_What to do:_
All of the data should be output character for character, except the pictures.

=== Dataset entries ===

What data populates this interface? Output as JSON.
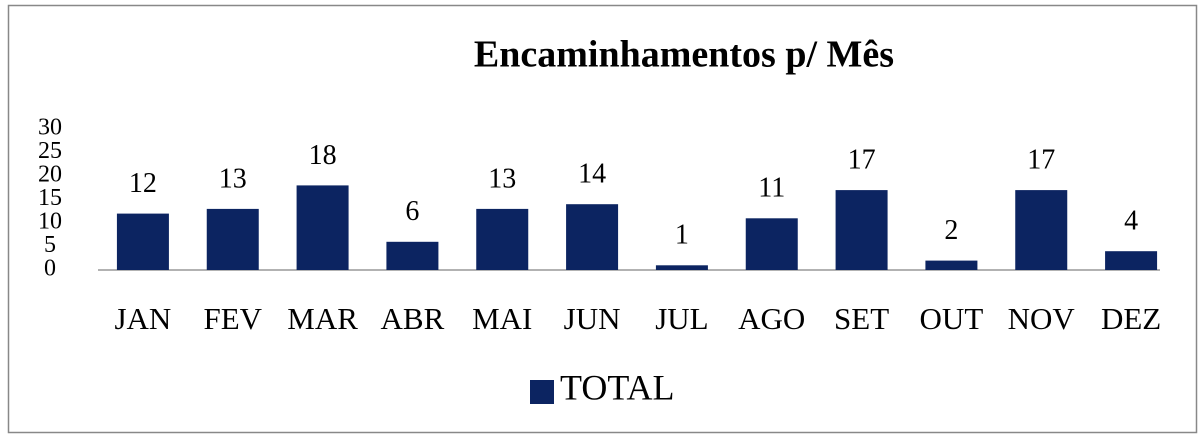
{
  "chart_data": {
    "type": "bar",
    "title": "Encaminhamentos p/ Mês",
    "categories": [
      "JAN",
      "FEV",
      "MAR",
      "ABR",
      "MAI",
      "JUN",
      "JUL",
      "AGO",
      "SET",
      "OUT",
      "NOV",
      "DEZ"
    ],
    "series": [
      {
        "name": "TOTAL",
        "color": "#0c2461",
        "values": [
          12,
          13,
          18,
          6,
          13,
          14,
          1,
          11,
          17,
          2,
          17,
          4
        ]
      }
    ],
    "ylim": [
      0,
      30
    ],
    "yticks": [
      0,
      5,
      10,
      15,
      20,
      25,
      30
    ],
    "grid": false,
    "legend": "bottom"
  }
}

===

_Exercise response:_
What data populates this interface? Output as JSON.
{
  "chart_data": {
    "type": "bar",
    "title": "Encaminhamentos p/ Mês",
    "categories": [
      "JAN",
      "FEV",
      "MAR",
      "ABR",
      "MAI",
      "JUN",
      "JUL",
      "AGO",
      "SET",
      "OUT",
      "NOV",
      "DEZ"
    ],
    "series": [
      {
        "name": "TOTAL",
        "color": "#0c2461",
        "values": [
          12,
          13,
          18,
          6,
          13,
          14,
          1,
          11,
          17,
          2,
          17,
          4
        ]
      }
    ],
    "ylim": [
      0,
      30
    ],
    "yticks": [
      0,
      5,
      10,
      15,
      20,
      25,
      30
    ],
    "grid": false,
    "legend": "bottom"
  }
}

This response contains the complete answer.